• [WORK INSTRUCTIONS] Copy out every record below, word for word.

• [DATASET ROWS]
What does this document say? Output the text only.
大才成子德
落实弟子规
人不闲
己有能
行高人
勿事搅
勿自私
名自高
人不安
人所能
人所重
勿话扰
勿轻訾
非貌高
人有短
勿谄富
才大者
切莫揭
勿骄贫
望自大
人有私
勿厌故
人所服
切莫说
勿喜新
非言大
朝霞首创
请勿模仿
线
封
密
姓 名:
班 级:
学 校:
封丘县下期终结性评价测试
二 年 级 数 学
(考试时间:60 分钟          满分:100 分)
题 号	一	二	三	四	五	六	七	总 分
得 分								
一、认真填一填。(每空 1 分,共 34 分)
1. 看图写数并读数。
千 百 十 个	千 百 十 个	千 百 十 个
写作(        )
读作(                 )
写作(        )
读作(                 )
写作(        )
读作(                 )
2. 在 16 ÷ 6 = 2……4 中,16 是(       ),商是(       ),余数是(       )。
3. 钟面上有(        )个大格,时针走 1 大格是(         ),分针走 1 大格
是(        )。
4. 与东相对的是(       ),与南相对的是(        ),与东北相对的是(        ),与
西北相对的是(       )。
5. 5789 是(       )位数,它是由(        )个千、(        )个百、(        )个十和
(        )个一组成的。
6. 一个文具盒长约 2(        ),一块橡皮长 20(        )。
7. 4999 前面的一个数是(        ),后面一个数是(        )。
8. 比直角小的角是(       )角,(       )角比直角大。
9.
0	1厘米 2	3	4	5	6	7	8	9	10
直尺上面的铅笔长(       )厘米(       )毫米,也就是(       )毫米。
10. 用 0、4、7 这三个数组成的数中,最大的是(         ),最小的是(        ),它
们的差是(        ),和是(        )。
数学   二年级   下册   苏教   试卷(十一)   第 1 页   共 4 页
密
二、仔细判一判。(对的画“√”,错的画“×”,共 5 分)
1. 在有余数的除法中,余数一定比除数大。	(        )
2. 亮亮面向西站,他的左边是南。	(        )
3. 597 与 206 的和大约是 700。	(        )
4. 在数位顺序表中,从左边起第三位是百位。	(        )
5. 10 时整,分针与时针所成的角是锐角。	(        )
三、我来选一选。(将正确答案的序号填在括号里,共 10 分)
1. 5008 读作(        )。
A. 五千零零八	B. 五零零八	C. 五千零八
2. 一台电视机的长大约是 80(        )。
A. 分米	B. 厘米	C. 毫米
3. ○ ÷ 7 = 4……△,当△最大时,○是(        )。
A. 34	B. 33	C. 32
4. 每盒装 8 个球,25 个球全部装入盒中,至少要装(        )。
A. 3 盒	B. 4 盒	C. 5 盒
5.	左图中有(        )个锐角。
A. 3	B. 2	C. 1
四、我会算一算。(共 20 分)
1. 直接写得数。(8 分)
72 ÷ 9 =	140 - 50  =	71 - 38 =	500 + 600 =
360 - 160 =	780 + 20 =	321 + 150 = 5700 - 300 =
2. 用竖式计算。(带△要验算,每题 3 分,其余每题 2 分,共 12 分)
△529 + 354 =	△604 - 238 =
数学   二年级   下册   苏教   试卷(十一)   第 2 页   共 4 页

• [REPLY TO THE EXERCISE]
What does this document say? Output the text only.
大才成子德
落实弟子规
人不闲
己有能
行高人
勿事搅
勿自私
名自高
人不安
人所能
人所重
勿话扰
勿轻訾
非貌高
人有短
勿谄富
才大者
切莫揭
勿骄贫
望自大
人有私
勿厌故
人所服
切莫说
勿喜新
非言大
朝霞首创
请勿模仿
线
封
密
姓 名:
班 级:
学 校:
封丘县下期终结性评价测试
二 年 级 数 学
(考试时间:60 分钟          满分:100 分)
题 号	一	二	三	四	五	六	七	总 分
得 分								
一、认真填一填。(每空 1 分,共 34 分)
1. 看图写数并读数。
千 百 十 个	千 百 十 个	千 百 十 个
写作(        )
读作(                 )
写作(        )
读作(                 )
写作(        )
读作(                 )
2. 在 16 ÷ 6 = 2……4 中,16 是(       ),商是(       ),余数是(       )。
3. 钟面上有(        )个大格,时针走 1 大格是(         ),分针走 1 大格
是(        )。
4. 与东相对的是(       ),与南相对的是(        ),与东北相对的是(        ),与
西北相对的是(       )。
5. 5789 是(       )位数,它是由(        )个千、(        )个百、(        )个十和
(        )个一组成的。
6. 一个文具盒长约 2(        ),一块橡皮长 20(        )。
7. 4999 前面的一个数是(        ),后面一个数是(        )。
8. 比直角小的角是(       )角,(       )角比直角大。
9.
0	1厘米 2	3	4	5	6	7	8	9	10
直尺上面的铅笔长(       )厘米(       )毫米,也就是(       )毫米。
10. 用 0、4、7 这三个数组成的数中,最大的是(         ),最小的是(        ),它
们的差是(        ),和是(        )。
数学   二年级   下册   苏教   试卷(十一)   第 1 页   共 4 页
密
二、仔细判一判。(对的画“√”,错的画“×”,共 5 分)
1. 在有余数的除法中,余数一定比除数大。	(        )
2. 亮亮面向西站,他的左边是南。	(        )
3. 597 与 206 的和大约是 700。	(        )
4. 在数位顺序表中,从左边起第三位是百位。	(        )
5. 10 时整,分针与时针所成的角是锐角。	(        )
三、我来选一选。(将正确答案的序号填在括号里,共 10 分)
1. 5008 读作(        )。
A. 五千零零八	B. 五零零八	C. 五千零八
2. 一台电视机的长大约是 80(        )。
A. 分米	B. 厘米	C. 毫米
3. ○ ÷ 7 = 4……△,当△最大时,○是(        )。
A. 34	B. 33	C. 32
4. 每盒装 8 个球,25 个球全部装入盒中,至少要装(        )。
A. 3 盒	B. 4 盒	C. 5 盒
5.	左图中有(        )个锐角。
A. 3	B. 2	C. 1
四、我会算一算。(共 20 分)
1. 直接写得数。(8 分)
72 ÷ 9 =	140 - 50  =	71 - 38 =	500 + 600 =
360 - 160 =	780 + 20 =	321 + 150 = 5700 - 300 =
2. 用竖式计算。(带△要验算,每题 3 分,其余每题 2 分,共 12 分)
△529 + 354 =	△604 - 238 =
数学   二年级   下册   苏教   试卷(十一)   第 2 页   共 4 页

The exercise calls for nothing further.